[Aim of the exercise] Pull out each line of the records holding the string "Gdor".

---------- Rows ----------

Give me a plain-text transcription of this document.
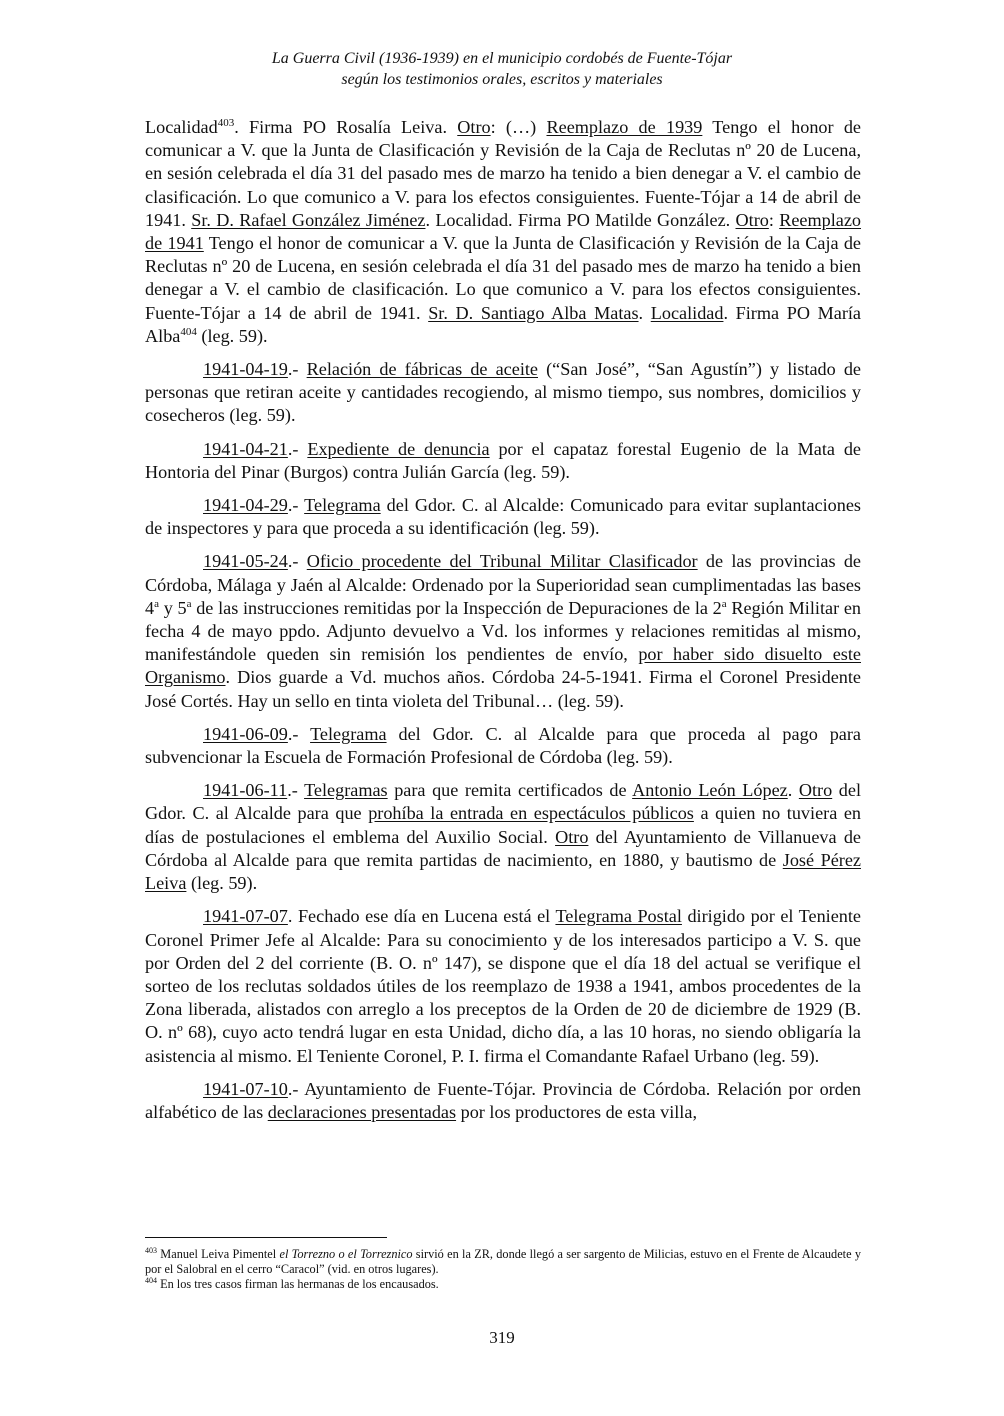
La Guerra Civil (1936-1939) en el municipio cordobés de Fuente-Tójar
según los testimonios orales, escritos y materiales

Localidad$^{403}$. Firma PO Rosalía Leiva. Otro: (…) Reemplazo de 1939 Tengo el honor de comunicar a V. que la Junta de Clasificación y Revisión de la Caja de Reclutas nº 20 de Lucena, en sesión celebrada el día 31 del pasado mes de marzo ha tenido a bien denegar a V. el cambio de clasificación. Lo que comunico a V. para los efectos consiguientes. Fuente-Tójar a 14 de abril de 1941. Sr. D. Rafael González Jiménez. Localidad. Firma PO Matilde González. Otro: Reemplazo de 1941 Tengo el honor de comunicar a V. que la Junta de Clasificación y Revisión de la Caja de Reclutas nº 20 de Lucena, en sesión celebrada el día 31 del pasado mes de marzo ha tenido a bien denegar a V. el cambio de clasificación. Lo que comunico a V. para los efectos consiguientes. Fuente-Tójar a 14 de abril de 1941. Sr. D. Santiago Alba Matas. Localidad. Firma PO María Alba$^{404}$ (leg. 59).

1941-04-19.- Relación de fábricas de aceite (“San José”, “San Agustín”) y listado de personas que retiran aceite y cantidades recogiendo, al mismo tiempo, sus nombres, domicilios y cosecheros (leg. 59).

1941-04-21.- Expediente de denuncia por el capataz forestal Eugenio de la Mata de Hontoria del Pinar (Burgos) contra Julián García (leg. 59).

1941-04-29.- Telegrama del Gdor. C. al Alcalde: Comunicado para evitar suplantaciones de inspectores y para que proceda a su identificación (leg. 59).

1941-05-24.- Oficio procedente del Tribunal Militar Clasificador de las provincias de Córdoba, Málaga y Jaén al Alcalde: Ordenado por la Superioridad sean cumplimentadas las bases 4$^a$ y 5$^a$ de las instrucciones remitidas por la Inspección de Depuraciones de la 2$^a$ Región Militar en fecha 4 de mayo ppdo. Adjunto devuelvo a Vd. los informes y relaciones remitidas al mismo, manifestándole queden sin remisión los pendientes de envío, por haber sido disuelto este Organismo. Dios guarde a Vd. muchos años. Córdoba 24-5-1941. Firma el Coronel Presidente José Cortés. Hay un sello en tinta violeta del Tribunal… (leg. 59).

1941-06-09.- Telegrama del Gdor. C. al Alcalde para que proceda al pago para subvencionar la Escuela de Formación Profesional de Córdoba (leg. 59).

1941-06-11.- Telegramas para que remita certificados de Antonio León López. Otro del Gdor. C. al Alcalde para que prohíba la entrada en espectáculos públicos a quien no tuviera en días de postulaciones el emblema del Auxilio Social. Otro del Ayuntamiento de Villanueva de Córdoba al Alcalde para que remita partidas de nacimiento, en 1880, y bautismo de José Pérez Leiva (leg. 59).

1941-07-07. Fechado ese día en Lucena está el Telegrama Postal dirigido por el Teniente Coronel Primer Jefe al Alcalde: Para su conocimiento y de los interesados participo a V. S. que por Orden del 2 del corriente (B. O. nº 147), se dispone que el día 18 del actual se verifique el sorteo de los reclutas soldados útiles de los reemplazo de 1938 a 1941, ambos procedentes de la Zona liberada, alistados con arreglo a los preceptos de la Orden de 20 de diciembre de 1929 (B. O. nº 68), cuyo acto tendrá lugar en esta Unidad, dicho día, a las 10 horas, no siendo obligaría la asistencia al mismo. El Teniente Coronel, P. I. firma el Comandante Rafael Urbano (leg. 59).

1941-07-10.- Ayuntamiento de Fuente-Tójar. Provincia de Córdoba. Relación por orden alfabético de las declaraciones presentadas por los productores de esta villa,

$^{403}$ Manuel Leiva Pimentel el Torrezno o el Torreznico sirvió en la ZR, donde llegó a ser sargento de Milicias, estuvo en el Frente de Alcaudete y por el Salobral en el cerro “Caracol” (vid. en otros lugares).

$^{404}$ En los tres casos firman las hermanas de los encausados.

319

----------

[Result for this task]
1941-04-29.- Telegrama del Gdor. C. al Alcalde: Comunicado para evitar suplantaciones de inspectores y para que proceda a su identificación (leg. 59).
1941-06-09.- Telegrama del Gdor. C. al Alcalde para que proceda al pago para subvencionar la Escuela de Formación Profesional de Córdoba (leg. 59).
1941-06-11.- Telegramas para que remita certificados de Antonio León López. Otro del Gdor. C. al Alcalde para que prohíba la entrada en espectáculos públicos a quien no tuviera en días de postulaciones el emblema del Auxilio Social. Otro del Ayuntamiento de Villanueva de Córdoba al Alcalde para que remita partidas de nacimiento, en 1880, y bautismo de José Pérez Leiva (leg. 59).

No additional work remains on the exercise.